::: Records to use
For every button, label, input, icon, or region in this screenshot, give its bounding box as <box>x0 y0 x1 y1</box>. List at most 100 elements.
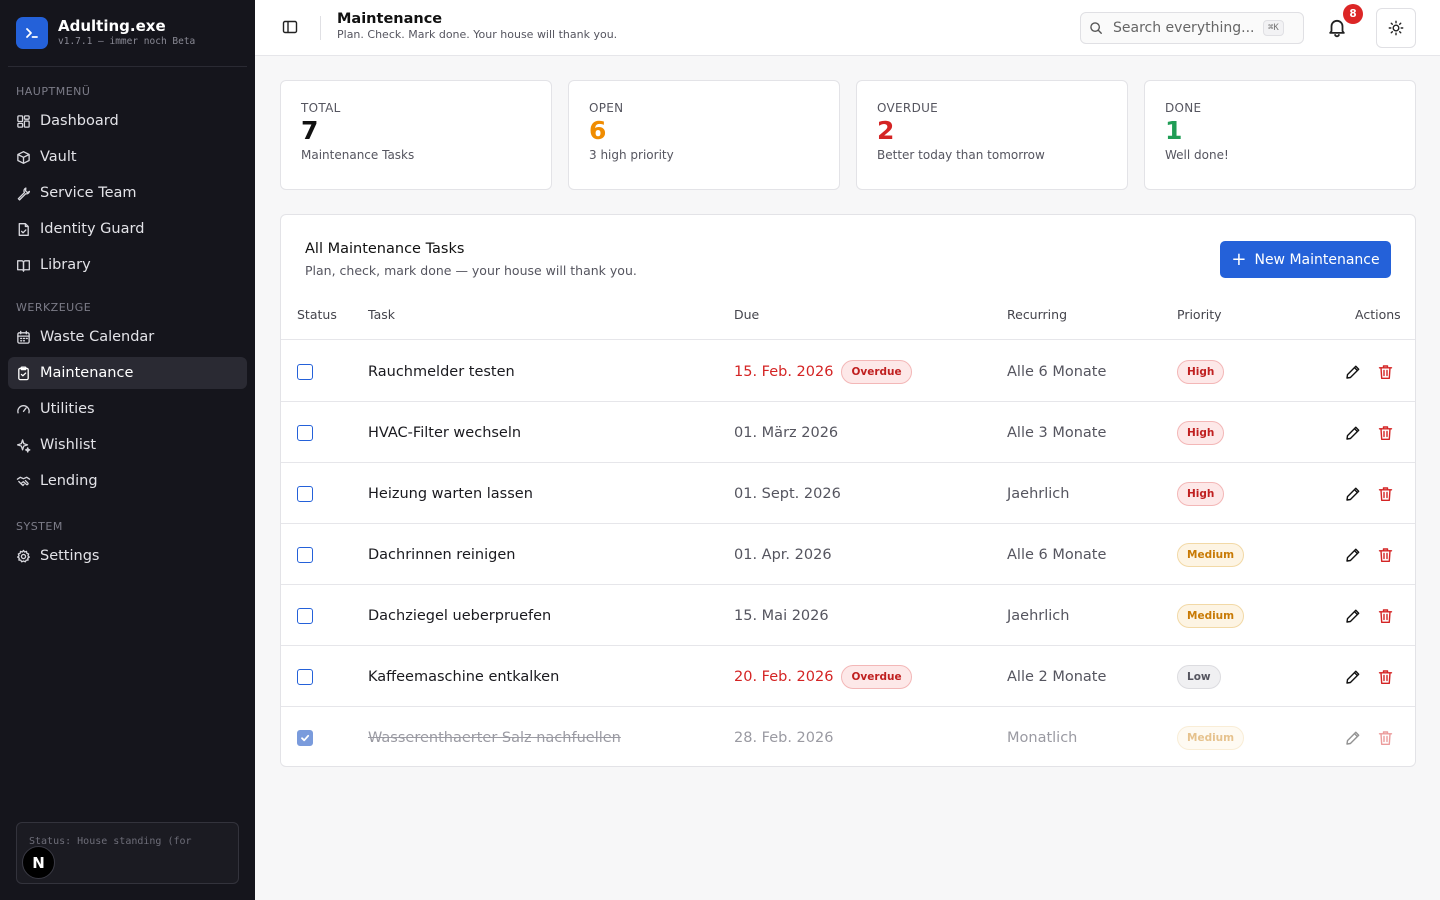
recurring-value: Jaehrlich <box>1007 485 1070 502</box>
status-checkbox[interactable] <box>297 729 313 746</box>
avatar[interactable]: N <box>22 846 55 879</box>
recurring-value: Alle 3 Monate <box>1007 424 1107 441</box>
gauge-icon <box>17 404 30 413</box>
task-name: Heizung warten lassen <box>368 485 533 502</box>
column-header: Status <box>297 307 337 322</box>
sidebar-item-settings[interactable]: Settings <box>8 540 247 572</box>
edit-icon[interactable] <box>1344 546 1362 564</box>
edit-icon[interactable] <box>1344 668 1362 686</box>
sparkle-icon <box>16 438 31 453</box>
sidebar-item-label: Waste Calendar <box>40 329 155 345</box>
gear-icon <box>17 549 30 562</box>
task-name: Dachrinnen reinigen <box>368 546 516 563</box>
sidebar: Adulting.exe v1.7.1 — immer noch Beta HA… <box>0 0 255 900</box>
sidebar-item-label: Lending <box>40 473 98 489</box>
column-header: Priority <box>1177 307 1222 322</box>
stat-card-open: OPEN 6 3 high priority <box>568 80 840 190</box>
sidebar-item-utilities[interactable]: Utilities <box>8 393 247 425</box>
priority-badge: Medium <box>1177 725 1245 750</box>
status-checkbox[interactable] <box>297 424 313 441</box>
delete-icon[interactable] <box>1376 485 1394 503</box>
brand[interactable]: Adulting.exe v1.7.1 — immer noch Beta <box>8 0 247 67</box>
stat-card-overdue: OVERDUE 2 Better today than tomorrow <box>856 80 1128 190</box>
sidebar-item-label: Identity Guard <box>40 221 145 237</box>
tasks-card-subtitle: Plan, check, mark done — your house will… <box>305 263 637 278</box>
theme-toggle-button[interactable] <box>1376 8 1416 48</box>
sidebar-item-label: Vault <box>40 149 77 165</box>
table-row: HVAC-Filter wechseln 01. März 2026 Alle 3 … <box>281 402 1415 463</box>
delete-icon[interactable] <box>1376 729 1394 747</box>
tasks-card-title: All Maintenance Tasks <box>305 241 465 257</box>
book-icon <box>17 259 30 272</box>
search-input[interactable] <box>1113 20 1263 36</box>
nav-section-title: SYSTEM <box>16 520 63 533</box>
task-name: Dachziegel ueberpruefen <box>368 607 552 624</box>
sidebar-toggle-button[interactable] <box>279 16 301 38</box>
delete-icon[interactable] <box>1376 424 1394 442</box>
edit-icon[interactable] <box>1344 729 1362 747</box>
priority-badge: Medium <box>1177 603 1245 628</box>
stat-value: 7 <box>301 116 319 145</box>
search-bar[interactable]: ⌘K <box>1080 12 1304 44</box>
top-header: Maintenance Plan. Check. Mark done. Your… <box>255 0 1440 56</box>
recurring-value: Alle 2 Monate <box>1007 668 1107 685</box>
column-header: Task <box>368 307 395 322</box>
sun-icon <box>1388 20 1404 36</box>
overdue-badge: Overdue <box>841 664 912 689</box>
sidebar-item-identity-guard[interactable]: Identity Guard <box>8 213 247 245</box>
stat-description: Better today than tomorrow <box>877 148 1045 162</box>
due-date: 15. Mai 2026 <box>734 607 829 624</box>
table-row: Dachziegel ueberpruefen 15. Mai 2026 Jaehr… <box>281 585 1415 646</box>
delete-icon[interactable] <box>1376 363 1394 381</box>
plus-icon: + <box>1231 248 1247 270</box>
edit-icon[interactable] <box>1344 424 1362 442</box>
sidebar-item-lending[interactable]: Lending <box>8 465 247 497</box>
wrench-icon <box>17 186 31 201</box>
stat-label: OVERDUE <box>877 101 939 115</box>
status-checkbox[interactable] <box>297 363 313 380</box>
priority-badge: Medium <box>1177 542 1245 567</box>
sidebar-item-label: Library <box>40 257 91 273</box>
sidebar-item-vault[interactable]: Vault <box>8 141 247 173</box>
check-icon <box>300 733 310 743</box>
edit-icon[interactable] <box>1344 363 1362 381</box>
due-date: 01. Sept. 2026 <box>734 485 841 502</box>
status-checkbox[interactable] <box>297 546 313 563</box>
edit-icon[interactable] <box>1344 485 1362 503</box>
status-checkbox[interactable] <box>297 668 313 685</box>
sidebar-item-service-team[interactable]: Service Team <box>8 177 247 209</box>
due-date: 28. Feb. 2026 <box>734 729 834 746</box>
header-divider <box>320 16 321 40</box>
status-checkbox[interactable] <box>297 485 313 502</box>
sidebar-item-library[interactable]: Library <box>8 249 247 281</box>
sidebar-item-label: Service Team <box>40 185 137 201</box>
priority-badge: High <box>1177 481 1225 506</box>
table-row: Wasserenthaerter Salz nachfuellen 28. Feb… <box>281 707 1415 766</box>
handshake-icon <box>16 476 31 486</box>
delete-icon[interactable] <box>1376 668 1394 686</box>
overdue-badge: Overdue <box>841 359 912 384</box>
stat-description: Maintenance Tasks <box>301 148 415 162</box>
sidebar-item-waste-calendar[interactable]: Waste Calendar <box>8 321 247 353</box>
edit-icon[interactable] <box>1344 607 1362 625</box>
new-maintenance-button[interactable]: + New Maintenance <box>1220 241 1391 278</box>
delete-icon[interactable] <box>1376 607 1394 625</box>
delete-icon[interactable] <box>1376 546 1394 564</box>
sidebar-item-wishlist[interactable]: Wishlist <box>8 429 247 461</box>
stat-value: 6 <box>589 116 607 145</box>
status-checkbox[interactable] <box>297 607 313 624</box>
task-name: HVAC-Filter wechseln <box>368 424 522 441</box>
stat-label: DONE <box>1165 101 1202 115</box>
terminal-icon <box>16 17 48 49</box>
app-name: Adulting.exe <box>58 17 166 35</box>
nav-section-title: HAUPTMENÜ <box>16 85 91 98</box>
sidebar-item-maintenance[interactable]: Maintenance <box>8 357 247 389</box>
sidebar-item-label: Wishlist <box>40 437 97 453</box>
priority-badge: High <box>1177 420 1225 445</box>
sidebar-item-label: Utilities <box>40 401 95 417</box>
stat-value: 1 <box>1165 116 1183 145</box>
sidebar-item-dashboard[interactable]: Dashboard <box>8 105 247 137</box>
table-header: Status Task Due Recurring Priority Actio… <box>281 299 1415 340</box>
priority-badge: Low <box>1177 664 1221 689</box>
notification-count-badge: 8 <box>1343 4 1363 24</box>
::::::
> _Task to carry out_: Rewrite the part that opens with the line containing "recurring-value: Jaehrlich <box>1007" and closes with the line containing "sidebar: Adulting.exe v1.7.1", changing "edit-icon" to "pencil-icon" and leaving everything else untouched.

> _Result for this task_:
recurring-value: Jaehrlich <box>1007 485 1070 502</box>
status-checkbox[interactable] <box>297 729 313 746</box>
avatar[interactable]: N <box>22 846 55 879</box>
recurring-value: Alle 3 Monate <box>1007 424 1107 441</box>
gauge-icon <box>17 404 30 413</box>
task-name: Heizung warten lassen <box>368 485 533 502</box>
column-header: Status <box>297 307 337 322</box>
sidebar-item-settings[interactable]: Settings <box>8 540 247 572</box>
pencil-icon[interactable] <box>1344 546 1362 564</box>
pencil-icon[interactable] <box>1344 668 1362 686</box>
sparkle-icon <box>16 438 31 453</box>
sidebar-item-label: Waste Calendar <box>40 329 155 345</box>
gear-icon <box>17 549 30 562</box>
task-name: Dachrinnen reinigen <box>368 546 516 563</box>
sidebar: Adulting.exe v1.7.1 — immer noch Beta HA… <box>0 0 255 900</box>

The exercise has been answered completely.